=== TASK INPUT ===

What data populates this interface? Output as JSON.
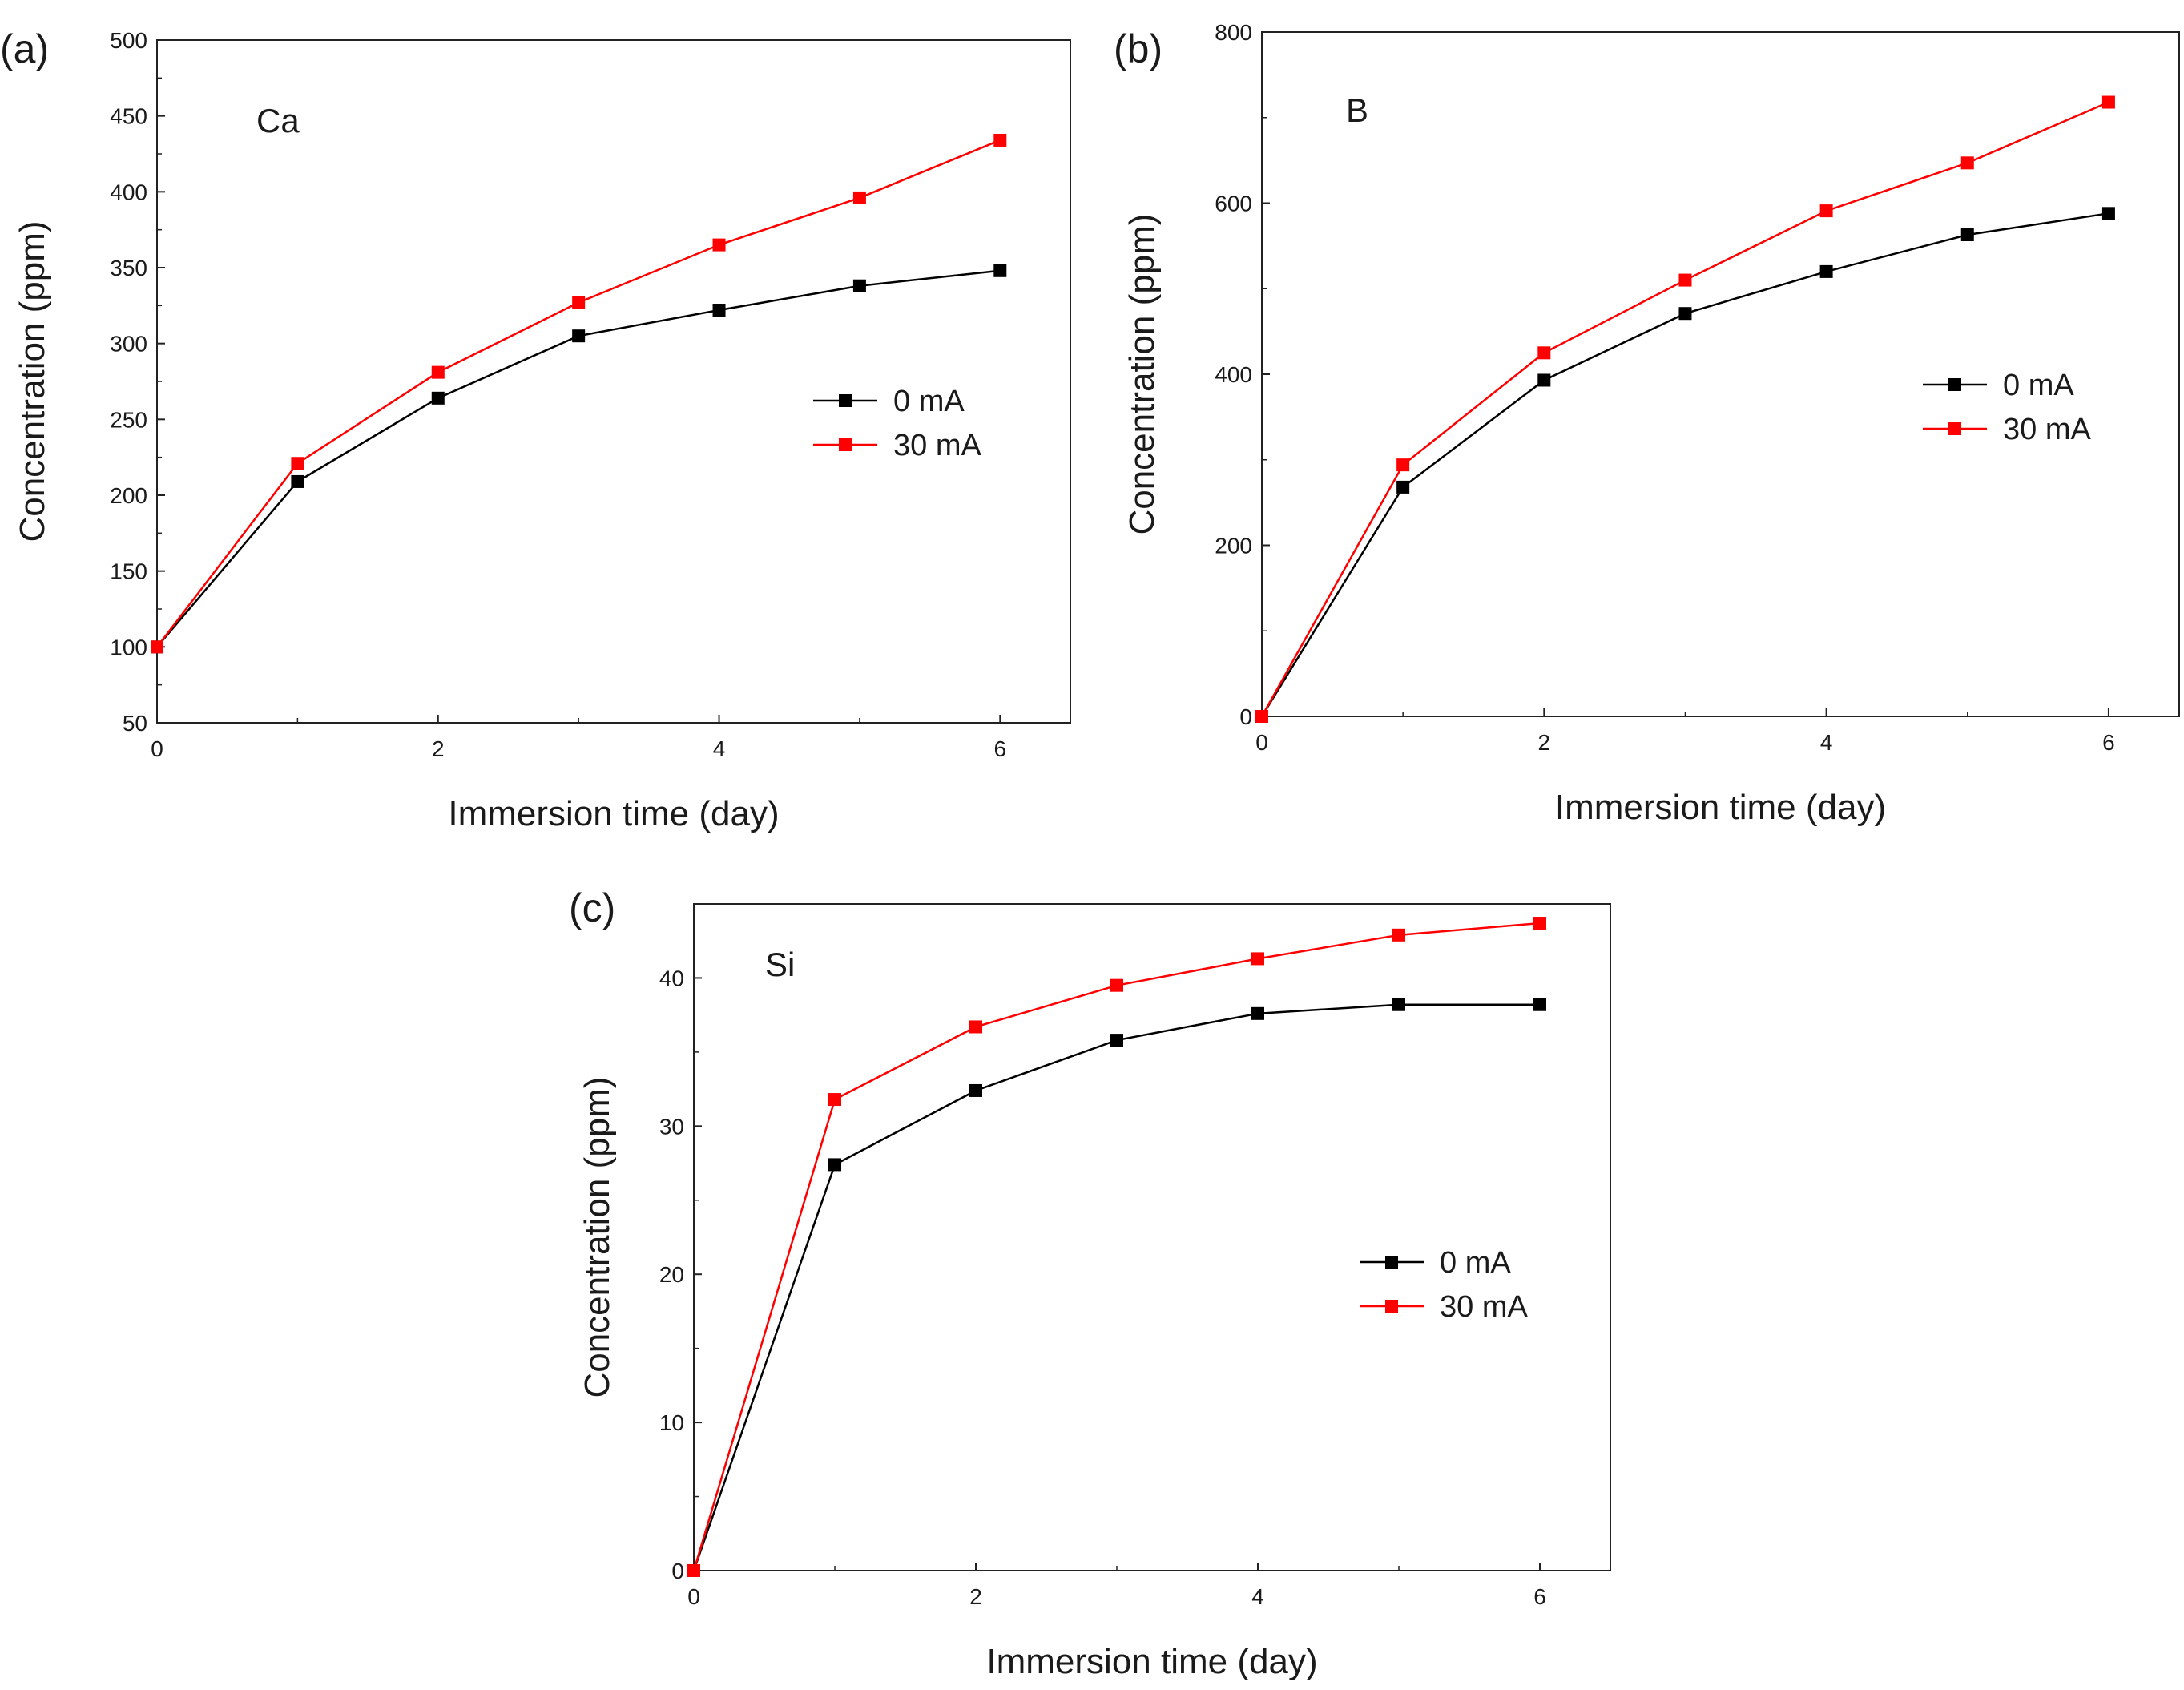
{
  "chart_data": [
    {
      "type": "line",
      "panel_label": "(a)",
      "element": "Ca",
      "xlabel": "Immersion time (day)",
      "ylabel": "Concentration (ppm)",
      "xlim": [
        0,
        6.5
      ],
      "ylim": [
        50,
        500
      ],
      "xticks": [
        0,
        2,
        4,
        6
      ],
      "yticks": [
        50,
        100,
        150,
        200,
        250,
        300,
        350,
        400,
        450,
        500
      ],
      "x": [
        0,
        1,
        2,
        3,
        4,
        5,
        6
      ],
      "series": [
        {
          "name": "0 mA",
          "color": "#000000",
          "values": [
            100,
            209,
            264,
            305,
            322,
            338,
            348
          ]
        },
        {
          "name": "30 mA",
          "color": "#ff0000",
          "values": [
            100,
            221,
            281,
            327,
            365,
            396,
            434
          ]
        }
      ],
      "legend_position": "middle-right"
    },
    {
      "type": "line",
      "panel_label": "(b)",
      "element": "B",
      "xlabel": "Immersion time (day)",
      "ylabel": "Concentration (ppm)",
      "xlim": [
        0,
        6.5
      ],
      "ylim": [
        0,
        800
      ],
      "xticks": [
        0,
        2,
        4,
        6
      ],
      "yticks": [
        0,
        200,
        400,
        600,
        800
      ],
      "x": [
        0,
        1,
        2,
        3,
        4,
        5,
        6
      ],
      "series": [
        {
          "name": "0 mA",
          "color": "#000000",
          "values": [
            0,
            268,
            393,
            471,
            520,
            563,
            588
          ]
        },
        {
          "name": "30 mA",
          "color": "#ff0000",
          "values": [
            0,
            294,
            425,
            510,
            591,
            647,
            718
          ]
        }
      ],
      "legend_position": "middle-right"
    },
    {
      "type": "line",
      "panel_label": "(c)",
      "element": "Si",
      "xlabel": "Immersion time (day)",
      "ylabel": "Concentration (ppm)",
      "xlim": [
        0,
        6.5
      ],
      "ylim": [
        0,
        45
      ],
      "xticks": [
        0,
        2,
        4,
        6
      ],
      "yticks": [
        0,
        10,
        20,
        30,
        40
      ],
      "x": [
        0,
        1,
        2,
        3,
        4,
        5,
        6
      ],
      "series": [
        {
          "name": "0 mA",
          "color": "#000000",
          "values": [
            0,
            27.4,
            32.4,
            35.8,
            37.6,
            38.2,
            38.2
          ]
        },
        {
          "name": "30 mA",
          "color": "#ff0000",
          "values": [
            0,
            31.8,
            36.7,
            39.5,
            41.3,
            42.9,
            43.7
          ]
        }
      ],
      "legend_position": "middle-right"
    }
  ]
}
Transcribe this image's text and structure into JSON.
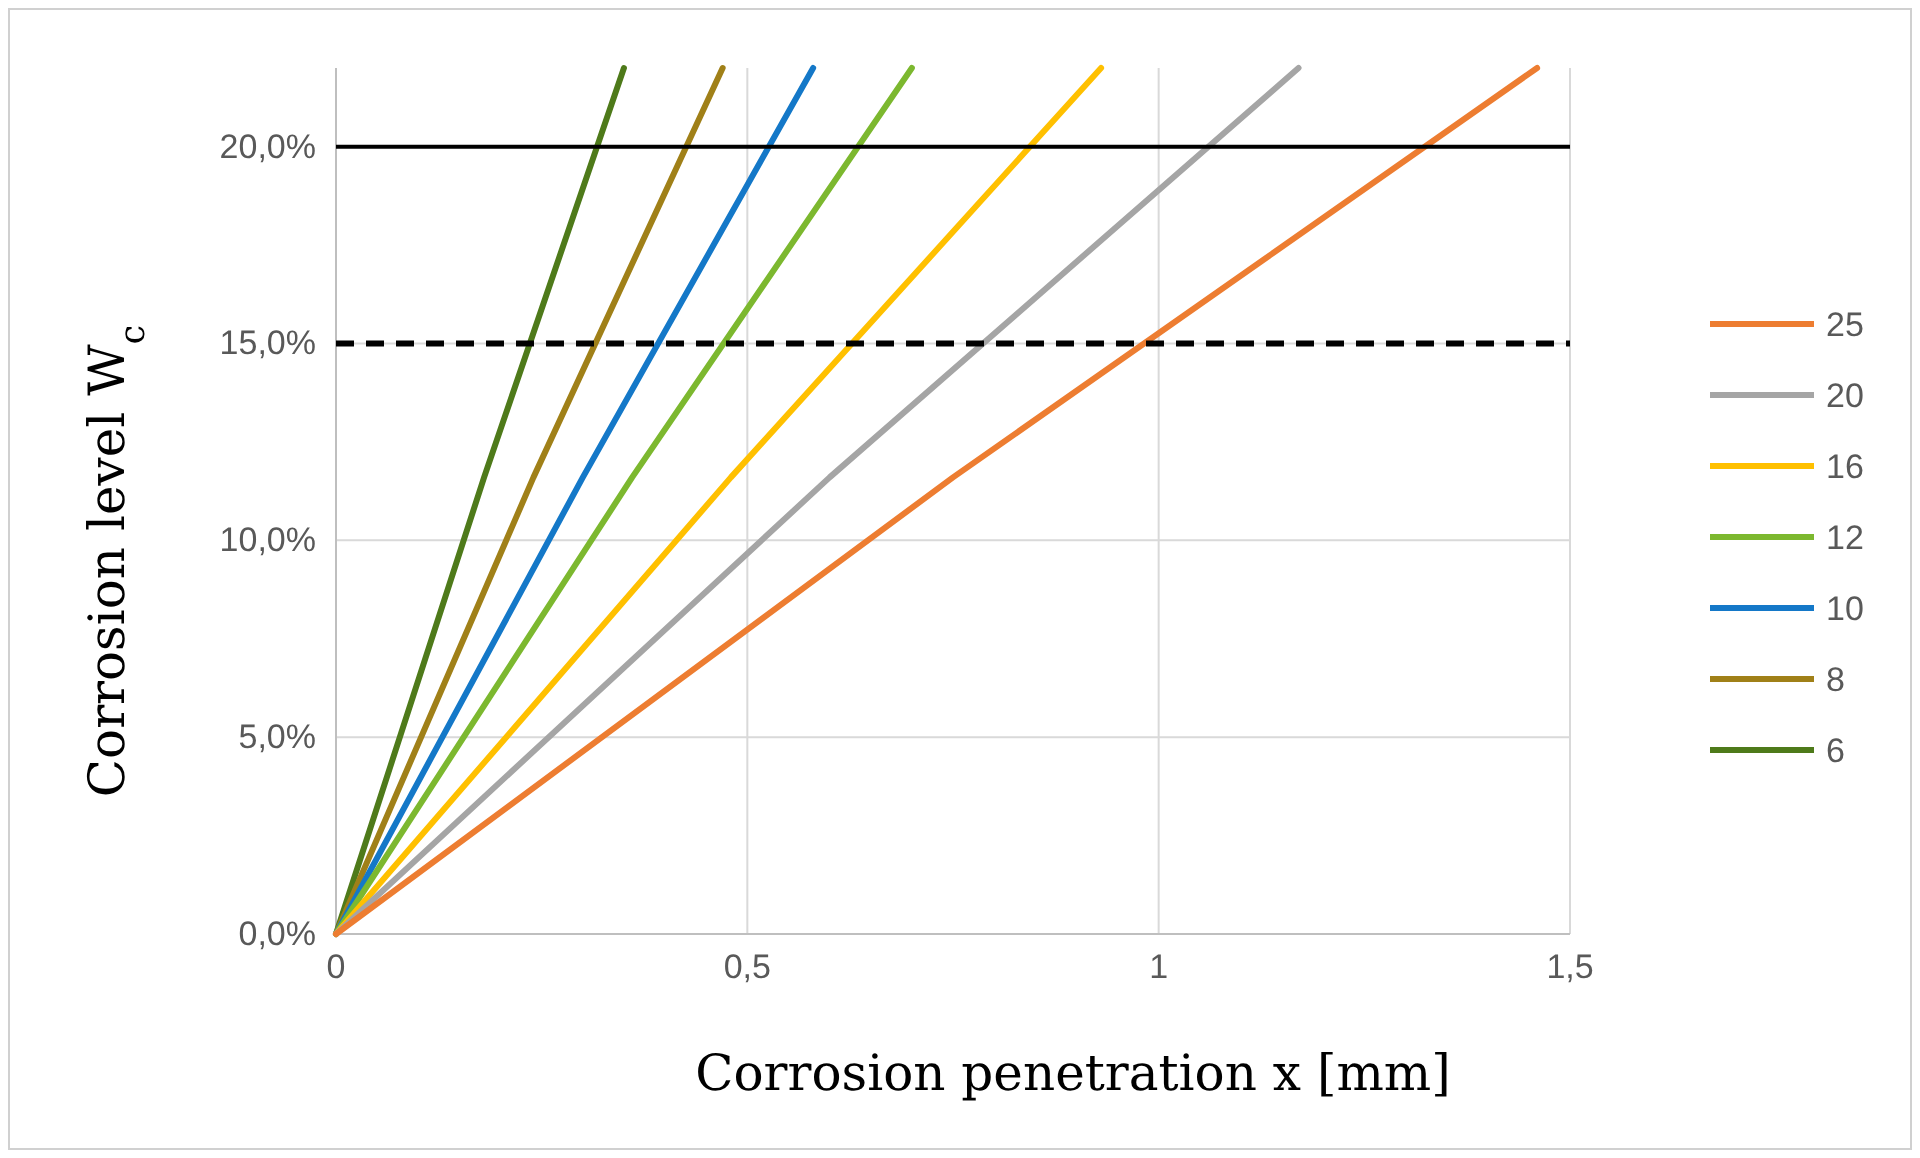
{
  "chart_data": {
    "type": "line",
    "xlabel": "Corrosion penetration x [mm]",
    "ylabel": "Corrosion level W$_{c}$",
    "xlim": [
      0,
      1.5
    ],
    "xticks": [
      0,
      {
        "value": 0.5,
        "label": "0,5"
      },
      1,
      {
        "value": 1.5,
        "label": "1,5"
      }
    ],
    "ylim": [
      0,
      22
    ],
    "yticks": [
      {
        "value": 0,
        "label": "0,0%"
      },
      {
        "value": 5,
        "label": "5,0%"
      },
      {
        "value": 10,
        "label": "10,0%"
      },
      {
        "value": 15,
        "label": "15,0%"
      },
      {
        "value": 20,
        "label": "20,0%"
      }
    ],
    "grid": true,
    "legend": "right",
    "line_style": "solid",
    "marker": "none",
    "ref_lines": [
      {
        "axis": "y",
        "value": 20,
        "color": "#000000",
        "line_style": "solid"
      },
      {
        "axis": "y",
        "value": 15,
        "color": "#000000",
        "line_style": "dashed"
      }
    ],
    "series": [
      {
        "name": "25",
        "color": "#ed7d31",
        "x": [
          0,
          0.75,
          1.46
        ],
        "values": [
          0,
          11.6,
          22
        ]
      },
      {
        "name": "20",
        "color": "#a5a5a5",
        "x": [
          0,
          0.6,
          1.17
        ],
        "values": [
          0,
          11.6,
          22
        ]
      },
      {
        "name": "16",
        "color": "#ffc000",
        "x": [
          0,
          0.48,
          0.93
        ],
        "values": [
          0,
          11.6,
          22
        ]
      },
      {
        "name": "12",
        "color": "#7cb82f",
        "x": [
          0,
          0.36,
          0.7
        ],
        "values": [
          0,
          11.6,
          22
        ]
      },
      {
        "name": "10",
        "color": "#1478c8",
        "x": [
          0,
          0.3,
          0.58
        ],
        "values": [
          0,
          11.6,
          22
        ]
      },
      {
        "name": "8",
        "color": "#a08018",
        "x": [
          0,
          0.24,
          0.47
        ],
        "values": [
          0,
          11.6,
          22
        ]
      },
      {
        "name": "6",
        "color": "#4e7a1a",
        "x": [
          0,
          0.18,
          0.35
        ],
        "values": [
          0,
          11.6,
          22
        ]
      }
    ]
  }
}
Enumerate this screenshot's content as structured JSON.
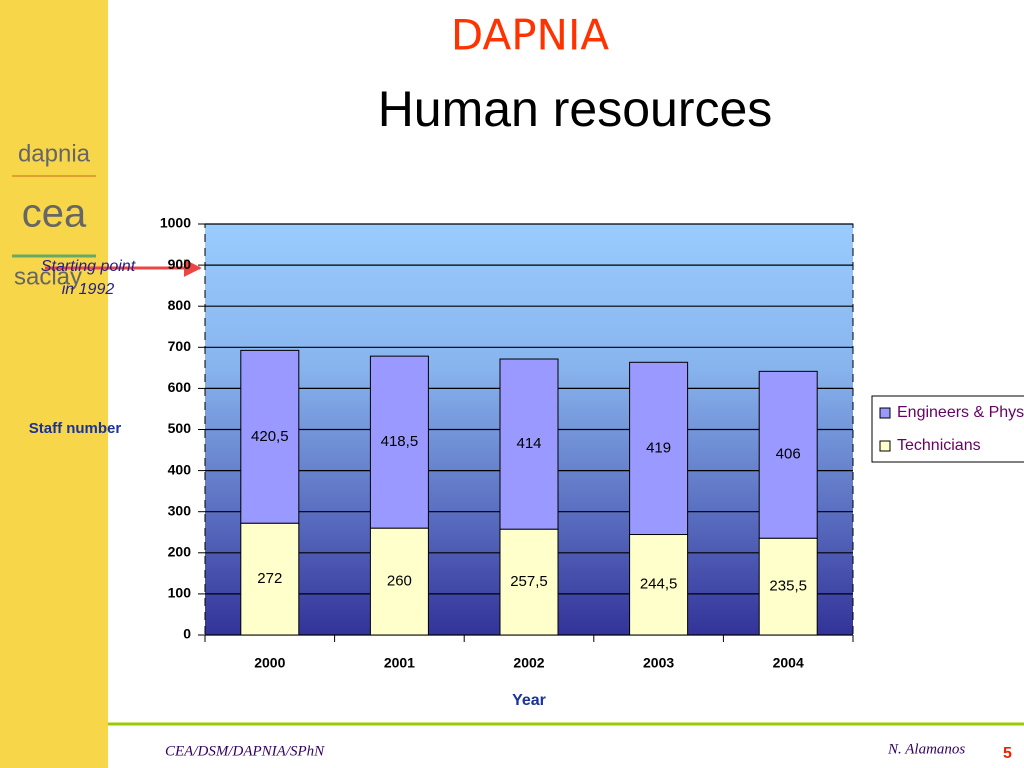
{
  "slide": {
    "header": "DAPNIA",
    "title": "Human resources",
    "logos": [
      "dapnia",
      "cea",
      "saclay"
    ],
    "annotation": [
      "Starting point",
      "in 1992"
    ],
    "footer_left": "CEA/DSM/DAPNIA/SPhN",
    "footer_right": "N. Alamanos",
    "page_number": "5"
  },
  "chart_data": {
    "type": "bar",
    "stacked": true,
    "categories": [
      "2000",
      "2001",
      "2002",
      "2003",
      "2004"
    ],
    "series": [
      {
        "name": "Technicians",
        "color": "#ffffcc",
        "values": [
          272,
          260,
          257.5,
          244.5,
          235.5
        ],
        "value_labels": [
          "272",
          "260",
          "257,5",
          "244,5",
          "235,5"
        ]
      },
      {
        "name": "Engineers & Physicists",
        "color": "#9999ff",
        "values": [
          420.5,
          418.5,
          414,
          419,
          406
        ],
        "value_labels": [
          "420,5",
          "418,5",
          "414",
          "419",
          "406"
        ]
      }
    ],
    "ylim": [
      0,
      1000
    ],
    "yticks": [
      0,
      100,
      200,
      300,
      400,
      500,
      600,
      700,
      800,
      900,
      1000
    ],
    "x_label": "Year",
    "y_label": "Staff number",
    "grid": true,
    "legend": "right"
  }
}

===

WORK REQUIRED:
Above are the records. Identify each line that contains the word "this".

SOLVED PROBLEM:
What data populates this interface? Output as JSON.
Transcribe this image's text and structure into JSON.
Enumerate this screenshot's content as structured JSON.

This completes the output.